Task A:
Transcribe the stretch of the NHS targets debate from "Mr. Hendrick: Will" through "want to comment.".
Task B:
In the NHS targets debate, what is the accident and emergency waiting time target based on?
Task C:
Continue the parliamentary debate on NHS targets from the point where it stops.

**** Excerpted passage

Mr. Hendrick: Will the hon. Gentleman give way?

Mr. Burstow: I will give way shortly, but I hope that the hon. Gentleman will bear with me for a while. I suspect that I shall say several things on which he will want to comment.

Of course we need a performance culture in the NHS. What gets in the way is the measurement culture identified by the Public Accounts Committee—what could be described as a targets and tick-box culture. Too many of the current targets seem to be based on the findings of focus groups, and on process and experience—although experience matters—rather than on patient outcomes. Ministers talk, as the Secretary of State has tonight, about devolution and earned autonomy, but behind and belying all that is the talk of targets. NHS trusts can do whatever they like, provided that they hit the targets. That is the constraint. That is the straitjacket in which the NHS is being required to operate, and in which foundation trusts will be obliged to operate if they ever come into being. It gets in the way of innovation, initiative and clinical judgment. If I may put it simply, what gets measured gets done.

Accident and emergency waiting times are a case in point. That target, which has been mentioned by Members on both sides of the House today, is based on a snapshot taken over a single week. It happened in trusts in my area, and I should be more than happy for the Secretary of State to say something about it when he writes to me. The NHS knew that it was happening, so operations were cancelled, and beds were freed as a result. Agency staff were brought in to increase capacity during that week.

********
**** Supplied records

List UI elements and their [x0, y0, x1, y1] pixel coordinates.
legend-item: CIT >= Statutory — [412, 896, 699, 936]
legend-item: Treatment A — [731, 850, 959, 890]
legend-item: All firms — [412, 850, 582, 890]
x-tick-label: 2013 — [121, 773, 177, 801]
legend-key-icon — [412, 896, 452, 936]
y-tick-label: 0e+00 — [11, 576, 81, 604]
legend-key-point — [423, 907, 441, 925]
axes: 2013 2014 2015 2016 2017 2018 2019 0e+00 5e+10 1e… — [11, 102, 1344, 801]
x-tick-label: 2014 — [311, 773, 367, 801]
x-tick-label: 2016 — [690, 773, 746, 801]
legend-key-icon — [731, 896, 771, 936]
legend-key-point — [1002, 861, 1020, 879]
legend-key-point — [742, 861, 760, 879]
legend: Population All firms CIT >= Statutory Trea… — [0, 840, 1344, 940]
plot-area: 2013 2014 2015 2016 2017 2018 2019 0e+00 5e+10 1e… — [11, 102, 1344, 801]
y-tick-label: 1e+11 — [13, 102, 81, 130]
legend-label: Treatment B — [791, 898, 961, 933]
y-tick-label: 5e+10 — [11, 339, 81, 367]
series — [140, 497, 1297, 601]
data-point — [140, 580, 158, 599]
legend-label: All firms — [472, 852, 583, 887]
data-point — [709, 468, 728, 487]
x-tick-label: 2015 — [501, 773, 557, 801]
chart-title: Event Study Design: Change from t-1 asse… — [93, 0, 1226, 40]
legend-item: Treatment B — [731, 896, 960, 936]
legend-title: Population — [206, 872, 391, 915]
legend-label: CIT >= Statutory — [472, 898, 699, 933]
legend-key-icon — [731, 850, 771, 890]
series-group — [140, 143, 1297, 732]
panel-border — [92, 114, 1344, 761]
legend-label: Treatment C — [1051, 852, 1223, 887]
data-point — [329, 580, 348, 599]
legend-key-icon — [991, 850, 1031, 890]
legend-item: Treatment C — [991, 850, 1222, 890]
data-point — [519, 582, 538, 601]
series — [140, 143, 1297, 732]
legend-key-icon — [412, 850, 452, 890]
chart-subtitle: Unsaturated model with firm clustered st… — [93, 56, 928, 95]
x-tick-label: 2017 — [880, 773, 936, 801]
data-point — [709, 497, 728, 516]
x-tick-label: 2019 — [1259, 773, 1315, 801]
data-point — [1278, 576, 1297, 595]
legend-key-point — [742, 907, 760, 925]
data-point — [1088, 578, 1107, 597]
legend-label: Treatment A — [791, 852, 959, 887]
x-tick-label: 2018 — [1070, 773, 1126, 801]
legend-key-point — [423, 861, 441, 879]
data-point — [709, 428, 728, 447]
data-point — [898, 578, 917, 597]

********

Exercise output A:
Mr. Hendrick: Will the hon. Gentleman give way?

Mr. Burstow: I will give way shortly, but I hope that the hon. Gentleman will bear with me for a while. I suspect that I shall say several things on which he will want to comment.

Exercise output B:
A snapshot taken over a single week.

Exercise output C:
Dr. Reid: I think that the hon. Gentleman has been genuinely misled by some of the reporting. Yes, there was a snapshot target that was published, but the level of 90 per cent. and above has been maintained in every month before and after that. I can send him the figures, if he wishes, and publish them. The week of the snapshot produced the highest level—I think that it was 92 per cent.—but it has now been 90 per cent. for five months. That was not a one-off.

Mr. Burstow: I look forward to the Secretary of State's letter. Perhaps he will also explain the methodology used for the capture of the information, so that we can be confident that it uses a reliable measure. I must say that the analysis that I have read of the way in which the scheme has operated so far told us nothing, except that the best time to go to an A and E department was while the snapshot was being taken. If the Secretary of State can provide the information, I will more than happily acknowledge the achievement, if it is an achievement.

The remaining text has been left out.